▶ **Exercise goal**
Write out each line in which the string "Заїка" is present.

▶ **Stored items from a collection**
-*-
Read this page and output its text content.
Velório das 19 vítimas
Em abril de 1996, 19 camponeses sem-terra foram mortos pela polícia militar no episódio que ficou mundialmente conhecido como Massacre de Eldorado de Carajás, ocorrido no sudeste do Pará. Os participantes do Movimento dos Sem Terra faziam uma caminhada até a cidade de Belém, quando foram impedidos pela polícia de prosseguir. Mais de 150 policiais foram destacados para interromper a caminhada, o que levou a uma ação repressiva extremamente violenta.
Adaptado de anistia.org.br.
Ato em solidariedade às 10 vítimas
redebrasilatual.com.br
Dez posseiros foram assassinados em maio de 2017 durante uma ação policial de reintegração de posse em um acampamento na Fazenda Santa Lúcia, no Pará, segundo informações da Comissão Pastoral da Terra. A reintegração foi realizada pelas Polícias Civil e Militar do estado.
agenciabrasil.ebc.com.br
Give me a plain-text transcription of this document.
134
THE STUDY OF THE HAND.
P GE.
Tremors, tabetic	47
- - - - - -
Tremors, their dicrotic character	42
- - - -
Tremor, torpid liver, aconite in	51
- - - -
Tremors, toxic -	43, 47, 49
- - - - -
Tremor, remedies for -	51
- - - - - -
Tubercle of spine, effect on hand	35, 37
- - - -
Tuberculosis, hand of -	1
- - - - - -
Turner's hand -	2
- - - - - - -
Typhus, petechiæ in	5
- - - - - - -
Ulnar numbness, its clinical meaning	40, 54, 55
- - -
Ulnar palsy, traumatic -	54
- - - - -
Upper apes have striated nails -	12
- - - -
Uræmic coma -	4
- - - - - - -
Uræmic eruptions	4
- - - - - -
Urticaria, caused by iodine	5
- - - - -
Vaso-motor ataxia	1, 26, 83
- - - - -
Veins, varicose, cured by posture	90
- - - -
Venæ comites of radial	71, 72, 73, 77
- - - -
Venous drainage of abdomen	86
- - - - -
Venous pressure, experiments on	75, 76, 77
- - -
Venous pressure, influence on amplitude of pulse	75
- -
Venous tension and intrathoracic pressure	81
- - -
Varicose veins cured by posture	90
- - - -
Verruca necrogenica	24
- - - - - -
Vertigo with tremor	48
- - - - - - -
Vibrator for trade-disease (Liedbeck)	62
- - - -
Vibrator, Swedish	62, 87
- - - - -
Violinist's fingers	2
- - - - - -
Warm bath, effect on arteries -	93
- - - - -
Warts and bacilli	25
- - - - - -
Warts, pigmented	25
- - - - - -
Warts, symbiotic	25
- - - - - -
-*-
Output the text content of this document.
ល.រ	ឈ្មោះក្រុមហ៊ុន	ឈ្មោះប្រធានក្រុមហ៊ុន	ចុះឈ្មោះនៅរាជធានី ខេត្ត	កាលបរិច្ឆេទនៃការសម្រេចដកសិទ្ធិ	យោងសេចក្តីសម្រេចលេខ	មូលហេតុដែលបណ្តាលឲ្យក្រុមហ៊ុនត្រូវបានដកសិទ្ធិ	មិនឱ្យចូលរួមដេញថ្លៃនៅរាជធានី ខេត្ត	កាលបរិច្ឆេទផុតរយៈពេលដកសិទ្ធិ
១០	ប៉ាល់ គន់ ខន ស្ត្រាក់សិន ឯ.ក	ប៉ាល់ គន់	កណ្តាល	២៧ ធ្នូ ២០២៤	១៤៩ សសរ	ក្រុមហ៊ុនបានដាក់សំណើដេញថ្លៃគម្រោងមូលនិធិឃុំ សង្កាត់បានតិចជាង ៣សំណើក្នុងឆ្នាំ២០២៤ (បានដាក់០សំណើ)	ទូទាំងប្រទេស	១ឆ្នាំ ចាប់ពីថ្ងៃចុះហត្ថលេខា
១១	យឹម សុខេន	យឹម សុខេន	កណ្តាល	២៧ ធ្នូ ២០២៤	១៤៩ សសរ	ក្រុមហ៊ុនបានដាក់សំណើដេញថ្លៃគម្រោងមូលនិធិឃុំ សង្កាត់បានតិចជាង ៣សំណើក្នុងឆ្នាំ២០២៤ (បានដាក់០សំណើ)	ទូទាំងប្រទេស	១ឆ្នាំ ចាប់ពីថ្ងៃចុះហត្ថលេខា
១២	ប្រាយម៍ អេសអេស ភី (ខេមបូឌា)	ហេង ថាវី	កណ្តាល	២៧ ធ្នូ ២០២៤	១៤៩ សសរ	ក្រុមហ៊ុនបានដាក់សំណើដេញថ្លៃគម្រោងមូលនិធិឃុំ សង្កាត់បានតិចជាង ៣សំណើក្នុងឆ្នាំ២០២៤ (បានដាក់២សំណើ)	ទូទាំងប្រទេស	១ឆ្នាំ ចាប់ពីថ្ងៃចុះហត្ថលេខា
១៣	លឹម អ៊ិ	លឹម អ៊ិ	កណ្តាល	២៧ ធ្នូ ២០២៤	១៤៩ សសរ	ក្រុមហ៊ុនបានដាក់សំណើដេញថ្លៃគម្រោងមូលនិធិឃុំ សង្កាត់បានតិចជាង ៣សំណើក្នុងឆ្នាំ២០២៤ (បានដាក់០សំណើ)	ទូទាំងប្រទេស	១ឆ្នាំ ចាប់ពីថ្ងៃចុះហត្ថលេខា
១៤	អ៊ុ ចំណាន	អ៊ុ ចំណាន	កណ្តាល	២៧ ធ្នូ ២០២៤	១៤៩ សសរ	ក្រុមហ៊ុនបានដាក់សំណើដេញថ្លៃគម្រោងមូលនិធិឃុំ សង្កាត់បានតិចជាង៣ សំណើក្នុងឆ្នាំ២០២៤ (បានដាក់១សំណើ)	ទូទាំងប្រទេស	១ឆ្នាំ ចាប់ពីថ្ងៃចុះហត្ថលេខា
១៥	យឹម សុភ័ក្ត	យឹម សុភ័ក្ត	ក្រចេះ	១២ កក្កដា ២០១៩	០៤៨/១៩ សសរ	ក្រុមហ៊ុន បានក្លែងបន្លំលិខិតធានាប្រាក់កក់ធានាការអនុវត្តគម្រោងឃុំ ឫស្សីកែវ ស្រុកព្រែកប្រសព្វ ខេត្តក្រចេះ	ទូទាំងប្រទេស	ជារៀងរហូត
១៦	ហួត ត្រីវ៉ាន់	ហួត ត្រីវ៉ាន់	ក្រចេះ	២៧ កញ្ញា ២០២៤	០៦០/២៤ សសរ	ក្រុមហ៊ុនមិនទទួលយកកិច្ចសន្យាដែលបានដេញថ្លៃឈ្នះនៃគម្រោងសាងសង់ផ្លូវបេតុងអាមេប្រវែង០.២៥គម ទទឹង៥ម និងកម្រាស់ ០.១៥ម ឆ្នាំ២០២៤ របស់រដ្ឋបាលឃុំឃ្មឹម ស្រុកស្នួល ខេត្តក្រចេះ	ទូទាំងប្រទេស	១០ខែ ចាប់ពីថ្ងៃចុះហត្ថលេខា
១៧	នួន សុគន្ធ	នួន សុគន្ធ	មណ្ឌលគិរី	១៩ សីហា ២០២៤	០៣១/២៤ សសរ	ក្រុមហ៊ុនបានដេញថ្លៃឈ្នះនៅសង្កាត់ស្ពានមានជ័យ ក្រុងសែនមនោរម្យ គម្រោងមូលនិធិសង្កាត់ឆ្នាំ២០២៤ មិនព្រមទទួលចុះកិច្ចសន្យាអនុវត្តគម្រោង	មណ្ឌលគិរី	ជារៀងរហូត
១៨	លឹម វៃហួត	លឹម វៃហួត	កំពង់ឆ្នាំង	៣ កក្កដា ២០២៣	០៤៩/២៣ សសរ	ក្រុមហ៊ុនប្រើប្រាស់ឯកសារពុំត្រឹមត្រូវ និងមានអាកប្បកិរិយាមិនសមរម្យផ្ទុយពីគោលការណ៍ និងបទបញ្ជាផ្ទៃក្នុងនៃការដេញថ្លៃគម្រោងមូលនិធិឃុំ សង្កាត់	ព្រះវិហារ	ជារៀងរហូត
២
-*-
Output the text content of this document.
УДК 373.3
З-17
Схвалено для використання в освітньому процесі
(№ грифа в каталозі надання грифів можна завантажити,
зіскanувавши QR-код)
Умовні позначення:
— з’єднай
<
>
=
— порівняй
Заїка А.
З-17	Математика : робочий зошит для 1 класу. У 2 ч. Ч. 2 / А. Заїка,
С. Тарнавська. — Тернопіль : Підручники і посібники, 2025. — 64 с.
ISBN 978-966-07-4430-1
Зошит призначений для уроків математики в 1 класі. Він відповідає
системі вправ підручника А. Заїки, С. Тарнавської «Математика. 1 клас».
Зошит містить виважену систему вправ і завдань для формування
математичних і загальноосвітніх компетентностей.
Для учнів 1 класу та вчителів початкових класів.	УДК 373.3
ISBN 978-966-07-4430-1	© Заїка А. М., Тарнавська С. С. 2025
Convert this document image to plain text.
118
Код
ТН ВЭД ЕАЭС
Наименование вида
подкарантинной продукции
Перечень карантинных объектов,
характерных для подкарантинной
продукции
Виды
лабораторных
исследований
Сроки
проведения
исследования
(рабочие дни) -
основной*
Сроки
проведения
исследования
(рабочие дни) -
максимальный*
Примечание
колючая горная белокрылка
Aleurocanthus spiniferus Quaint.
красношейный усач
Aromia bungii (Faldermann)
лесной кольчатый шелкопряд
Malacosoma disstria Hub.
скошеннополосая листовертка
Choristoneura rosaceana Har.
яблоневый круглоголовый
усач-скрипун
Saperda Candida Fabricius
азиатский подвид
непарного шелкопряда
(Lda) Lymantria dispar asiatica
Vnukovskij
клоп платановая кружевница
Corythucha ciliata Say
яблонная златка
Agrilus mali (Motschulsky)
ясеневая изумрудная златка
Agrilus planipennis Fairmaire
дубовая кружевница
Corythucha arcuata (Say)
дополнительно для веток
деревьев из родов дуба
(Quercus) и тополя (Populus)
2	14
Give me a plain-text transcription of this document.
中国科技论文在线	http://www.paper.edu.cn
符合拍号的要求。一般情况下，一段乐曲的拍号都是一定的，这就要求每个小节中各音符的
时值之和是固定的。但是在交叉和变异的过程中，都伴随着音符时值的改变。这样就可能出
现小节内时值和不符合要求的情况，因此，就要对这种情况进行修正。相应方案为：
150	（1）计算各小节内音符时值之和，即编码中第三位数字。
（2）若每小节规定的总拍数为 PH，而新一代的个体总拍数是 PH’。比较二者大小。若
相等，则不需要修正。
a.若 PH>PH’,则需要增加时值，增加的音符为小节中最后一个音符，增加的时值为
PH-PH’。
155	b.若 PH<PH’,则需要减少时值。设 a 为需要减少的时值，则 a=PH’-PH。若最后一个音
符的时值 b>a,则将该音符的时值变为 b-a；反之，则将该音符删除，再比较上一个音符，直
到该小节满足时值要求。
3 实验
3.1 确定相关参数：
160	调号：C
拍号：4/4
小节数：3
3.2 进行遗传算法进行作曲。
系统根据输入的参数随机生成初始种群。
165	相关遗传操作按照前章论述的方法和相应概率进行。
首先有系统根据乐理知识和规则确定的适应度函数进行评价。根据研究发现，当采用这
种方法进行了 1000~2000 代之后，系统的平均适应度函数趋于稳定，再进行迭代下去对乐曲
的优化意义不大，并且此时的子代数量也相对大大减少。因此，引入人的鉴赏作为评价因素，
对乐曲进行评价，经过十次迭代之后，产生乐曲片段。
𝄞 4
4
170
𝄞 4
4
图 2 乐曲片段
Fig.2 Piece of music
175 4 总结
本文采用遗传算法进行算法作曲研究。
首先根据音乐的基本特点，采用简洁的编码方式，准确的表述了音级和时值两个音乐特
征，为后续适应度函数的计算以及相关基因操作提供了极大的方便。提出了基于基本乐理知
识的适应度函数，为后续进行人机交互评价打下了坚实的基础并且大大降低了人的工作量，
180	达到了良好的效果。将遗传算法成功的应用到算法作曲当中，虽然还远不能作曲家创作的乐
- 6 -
-*-
▶ **Output for this task**
Заїка А.
З-17	Математика : робочий зошит для 1 класу. У 2 ч. Ч. 2 / А. Заїка,
ISBN 978-966-07-4430-1	© Заїка А. М., Тарнавська С. С. 2025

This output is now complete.